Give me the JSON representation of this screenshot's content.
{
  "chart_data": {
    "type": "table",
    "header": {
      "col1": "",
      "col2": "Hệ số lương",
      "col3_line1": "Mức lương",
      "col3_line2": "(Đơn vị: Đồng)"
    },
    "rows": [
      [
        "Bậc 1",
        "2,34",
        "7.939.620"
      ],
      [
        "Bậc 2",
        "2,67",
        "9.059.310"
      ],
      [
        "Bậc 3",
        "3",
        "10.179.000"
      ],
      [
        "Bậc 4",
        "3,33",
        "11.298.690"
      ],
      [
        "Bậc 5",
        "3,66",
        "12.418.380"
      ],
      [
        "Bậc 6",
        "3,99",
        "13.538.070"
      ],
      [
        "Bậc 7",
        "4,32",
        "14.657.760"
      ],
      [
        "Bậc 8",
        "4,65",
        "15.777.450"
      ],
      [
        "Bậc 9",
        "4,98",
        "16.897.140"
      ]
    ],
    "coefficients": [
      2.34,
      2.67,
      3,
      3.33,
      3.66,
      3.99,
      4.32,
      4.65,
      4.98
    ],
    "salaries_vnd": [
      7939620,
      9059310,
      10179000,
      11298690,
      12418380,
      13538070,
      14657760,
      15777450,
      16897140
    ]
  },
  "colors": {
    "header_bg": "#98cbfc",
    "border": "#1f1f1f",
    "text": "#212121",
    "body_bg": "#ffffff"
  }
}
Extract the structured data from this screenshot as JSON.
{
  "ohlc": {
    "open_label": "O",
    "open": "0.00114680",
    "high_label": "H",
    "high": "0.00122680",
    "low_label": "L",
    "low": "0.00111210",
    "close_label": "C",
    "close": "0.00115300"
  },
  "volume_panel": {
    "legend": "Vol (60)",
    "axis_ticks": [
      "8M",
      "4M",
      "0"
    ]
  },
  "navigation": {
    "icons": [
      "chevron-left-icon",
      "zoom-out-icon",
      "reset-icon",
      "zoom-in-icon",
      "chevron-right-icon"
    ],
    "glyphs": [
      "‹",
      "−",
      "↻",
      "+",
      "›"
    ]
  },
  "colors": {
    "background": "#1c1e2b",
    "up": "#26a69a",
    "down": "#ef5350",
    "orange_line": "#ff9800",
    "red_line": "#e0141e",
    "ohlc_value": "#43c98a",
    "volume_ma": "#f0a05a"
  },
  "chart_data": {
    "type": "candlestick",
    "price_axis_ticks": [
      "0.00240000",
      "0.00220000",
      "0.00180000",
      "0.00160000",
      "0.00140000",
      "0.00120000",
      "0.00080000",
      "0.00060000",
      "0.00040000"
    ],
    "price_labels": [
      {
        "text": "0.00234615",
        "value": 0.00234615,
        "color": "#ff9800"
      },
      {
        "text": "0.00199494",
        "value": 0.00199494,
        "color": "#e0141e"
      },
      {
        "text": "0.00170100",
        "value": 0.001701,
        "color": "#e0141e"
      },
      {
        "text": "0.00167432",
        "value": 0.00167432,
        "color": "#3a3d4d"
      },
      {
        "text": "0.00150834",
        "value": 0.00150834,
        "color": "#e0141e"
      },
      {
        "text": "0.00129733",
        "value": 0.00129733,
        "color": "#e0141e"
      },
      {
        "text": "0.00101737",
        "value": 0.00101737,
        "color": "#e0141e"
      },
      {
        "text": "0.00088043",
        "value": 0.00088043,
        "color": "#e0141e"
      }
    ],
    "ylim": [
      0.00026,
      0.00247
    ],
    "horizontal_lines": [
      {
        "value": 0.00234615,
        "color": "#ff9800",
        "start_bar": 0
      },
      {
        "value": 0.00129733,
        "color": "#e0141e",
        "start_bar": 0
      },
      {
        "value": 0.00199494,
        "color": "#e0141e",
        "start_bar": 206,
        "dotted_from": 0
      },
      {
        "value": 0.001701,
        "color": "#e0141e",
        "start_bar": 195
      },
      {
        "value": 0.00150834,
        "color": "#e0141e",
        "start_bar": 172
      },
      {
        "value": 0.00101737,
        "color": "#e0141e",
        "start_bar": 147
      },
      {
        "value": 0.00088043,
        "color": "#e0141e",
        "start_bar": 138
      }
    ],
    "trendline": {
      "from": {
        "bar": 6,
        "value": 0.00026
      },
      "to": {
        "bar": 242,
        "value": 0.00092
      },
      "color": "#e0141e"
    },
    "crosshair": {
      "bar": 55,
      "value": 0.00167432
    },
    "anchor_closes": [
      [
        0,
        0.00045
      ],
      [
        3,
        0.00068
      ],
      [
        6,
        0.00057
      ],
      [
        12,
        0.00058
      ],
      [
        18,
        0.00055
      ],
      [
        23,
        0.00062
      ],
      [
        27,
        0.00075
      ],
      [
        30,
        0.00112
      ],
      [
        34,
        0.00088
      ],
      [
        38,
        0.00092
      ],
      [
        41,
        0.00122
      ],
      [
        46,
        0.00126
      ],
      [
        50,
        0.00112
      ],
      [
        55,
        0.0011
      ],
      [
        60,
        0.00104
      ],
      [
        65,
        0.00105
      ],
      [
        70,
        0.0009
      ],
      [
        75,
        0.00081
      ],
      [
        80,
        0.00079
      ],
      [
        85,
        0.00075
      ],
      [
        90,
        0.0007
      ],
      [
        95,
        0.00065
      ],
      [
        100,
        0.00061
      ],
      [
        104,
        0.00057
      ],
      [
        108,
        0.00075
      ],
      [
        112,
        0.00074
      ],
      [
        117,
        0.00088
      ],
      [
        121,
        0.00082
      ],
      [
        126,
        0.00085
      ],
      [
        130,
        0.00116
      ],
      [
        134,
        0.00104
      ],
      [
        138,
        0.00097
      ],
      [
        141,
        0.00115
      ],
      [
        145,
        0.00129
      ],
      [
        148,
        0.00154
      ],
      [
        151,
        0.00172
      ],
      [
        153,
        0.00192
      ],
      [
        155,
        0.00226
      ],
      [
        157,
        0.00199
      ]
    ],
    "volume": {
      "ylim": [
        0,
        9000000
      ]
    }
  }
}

### Exercise instructions
Print the material above once more, exactly.

### Exercise response
Give me the JSON representation of this screenshot's content.
{
  "chart_data": {
    "type": "table",
    "header": {
      "col1": "",
      "col2": "Hệ số lương",
      "col3_line1": "Mức lương",
      "col3_line2": "(Đơn vị: Đồng)"
    },
    "rows": [
      [
        "Bậc 1",
        "2,34",
        "7.939.620"
      ],
      [
        "Bậc 2",
        "2,67",
        "9.059.310"
      ],
      [
        "Bậc 3",
        "3",
        "10.179.000"
      ],
      [
        "Bậc 4",
        "3,33",
        "11.298.690"
      ],
      [
        "Bậc 5",
        "3,66",
        "12.418.380"
      ],
      [
        "Bậc 6",
        "3,99",
        "13.538.070"
      ],
      [
        "Bậc 7",
        "4,32",
        "14.657.760"
      ],
      [
        "Bậc 8",
        "4,65",
        "15.777.450"
      ],
      [
        "Bậc 9",
        "4,98",
        "16.897.140"
      ]
    ],
    "coefficients": [
      2.34,
      2.67,
      3,
      3.33,
      3.66,
      3.99,
      4.32,
      4.65,
      4.98
    ],
    "salaries_vnd": [
      7939620,
      9059310,
      10179000,
      11298690,
      12418380,
      13538070,
      14657760,
      15777450,
      16897140
    ]
  },
  "colors": {
    "header_bg": "#98cbfc",
    "border": "#1f1f1f",
    "text": "#212121",
    "body_bg": "#ffffff"
  }
}
Extract the structured data from this screenshot as JSON.
{
  "ohlc": {
    "open_label": "O",
    "open": "0.00114680",
    "high_label": "H",
    "high": "0.00122680",
    "low_label": "L",
    "low": "0.00111210",
    "close_label": "C",
    "close": "0.00115300"
  },
  "volume_panel": {
    "legend": "Vol (60)",
    "axis_ticks": [
      "8M",
      "4M",
      "0"
    ]
  },
  "navigation": {
    "icons": [
      "chevron-left-icon",
      "zoom-out-icon",
      "reset-icon",
      "zoom-in-icon",
      "chevron-right-icon"
    ],
    "glyphs": [
      "‹",
      "−",
      "↻",
      "+",
      "›"
    ]
  },
  "colors": {
    "background": "#1c1e2b",
    "up": "#26a69a",
    "down": "#ef5350",
    "orange_line": "#ff9800",
    "red_line": "#e0141e",
    "ohlc_value": "#43c98a",
    "volume_ma": "#f0a05a"
  },
  "chart_data": {
    "type": "candlestick",
    "price_axis_ticks": [
      "0.00240000",
      "0.00220000",
      "0.00180000",
      "0.00160000",
      "0.00140000",
      "0.00120000",
      "0.00080000",
      "0.00060000",
      "0.00040000"
    ],
    "price_labels": [
      {
        "text": "0.00234615",
        "value": 0.00234615,
        "color": "#ff9800"
      },
      {
        "text": "0.00199494",
        "value": 0.00199494,
        "color": "#e0141e"
      },
      {
        "text": "0.00170100",
        "value": 0.001701,
        "color": "#e0141e"
      },
      {
        "text": "0.00167432",
        "value": 0.00167432,
        "color": "#3a3d4d"
      },
      {
        "text": "0.00150834",
        "value": 0.00150834,
        "color": "#e0141e"
      },
      {
        "text": "0.00129733",
        "value": 0.00129733,
        "color": "#e0141e"
      },
      {
        "text": "0.00101737",
        "value": 0.00101737,
        "color": "#e0141e"
      },
      {
        "text": "0.00088043",
        "value": 0.00088043,
        "color": "#e0141e"
      }
    ],
    "ylim": [
      0.00026,
      0.00247
    ],
    "horizontal_lines": [
      {
        "value": 0.00234615,
        "color": "#ff9800",
        "start_bar": 0
      },
      {
        "value": 0.00129733,
        "color": "#e0141e",
        "start_bar": 0
      },
      {
        "value": 0.00199494,
        "color": "#e0141e",
        "start_bar": 206,
        "dotted_from": 0
      },
      {
        "value": 0.001701,
        "color": "#e0141e",
        "start_bar": 195
      },
      {
        "value": 0.00150834,
        "color": "#e0141e",
        "start_bar": 172
      },
      {
        "value": 0.00101737,
        "color": "#e0141e",
        "start_bar": 147
      },
      {
        "value": 0.00088043,
        "color": "#e0141e",
        "start_bar": 138
      }
    ],
    "trendline": {
      "from": {
        "bar": 6,
        "value": 0.00026
      },
      "to": {
        "bar": 242,
        "value": 0.00092
      },
      "color": "#e0141e"
    },
    "crosshair": {
      "bar": 55,
      "value": 0.00167432
    },
    "anchor_closes": [
      [
        0,
        0.00045
      ],
      [
        3,
        0.00068
      ],
      [
        6,
        0.00057
      ],
      [
        12,
        0.00058
      ],
      [
        18,
        0.00055
      ],
      [
        23,
        0.00062
      ],
      [
        27,
        0.00075
      ],
      [
        30,
        0.00112
      ],
      [
        34,
        0.00088
      ],
      [
        38,
        0.00092
      ],
      [
        41,
        0.00122
      ],
      [
        46,
        0.00126
      ],
      [
        50,
        0.00112
      ],
      [
        55,
        0.0011
      ],
      [
        60,
        0.00104
      ],
      [
        65,
        0.00105
      ],
      [
        70,
        0.0009
      ],
      [
        75,
        0.00081
      ],
      [
        80,
        0.00079
      ],
      [
        85,
        0.00075
      ],
      [
        90,
        0.0007
      ],
      [
        95,
        0.00065
      ],
      [
        100,
        0.00061
      ],
      [
        104,
        0.00057
      ],
      [
        108,
        0.00075
      ],
      [
        112,
        0.00074
      ],
      [
        117,
        0.00088
      ],
      [
        121,
        0.00082
      ],
      [
        126,
        0.00085
      ],
      [
        130,
        0.00116
      ],
      [
        134,
        0.00104
      ],
      [
        138,
        0.00097
      ],
      [
        141,
        0.00115
      ],
      [
        145,
        0.00129
      ],
      [
        148,
        0.00154
      ],
      [
        151,
        0.00172
      ],
      [
        153,
        0.00192
      ],
      [
        155,
        0.00226
      ],
      [
        157,
        0.00199
      ]
    ],
    "volume": {
      "ylim": [
        0,
        9000000
      ]
    }
  }
}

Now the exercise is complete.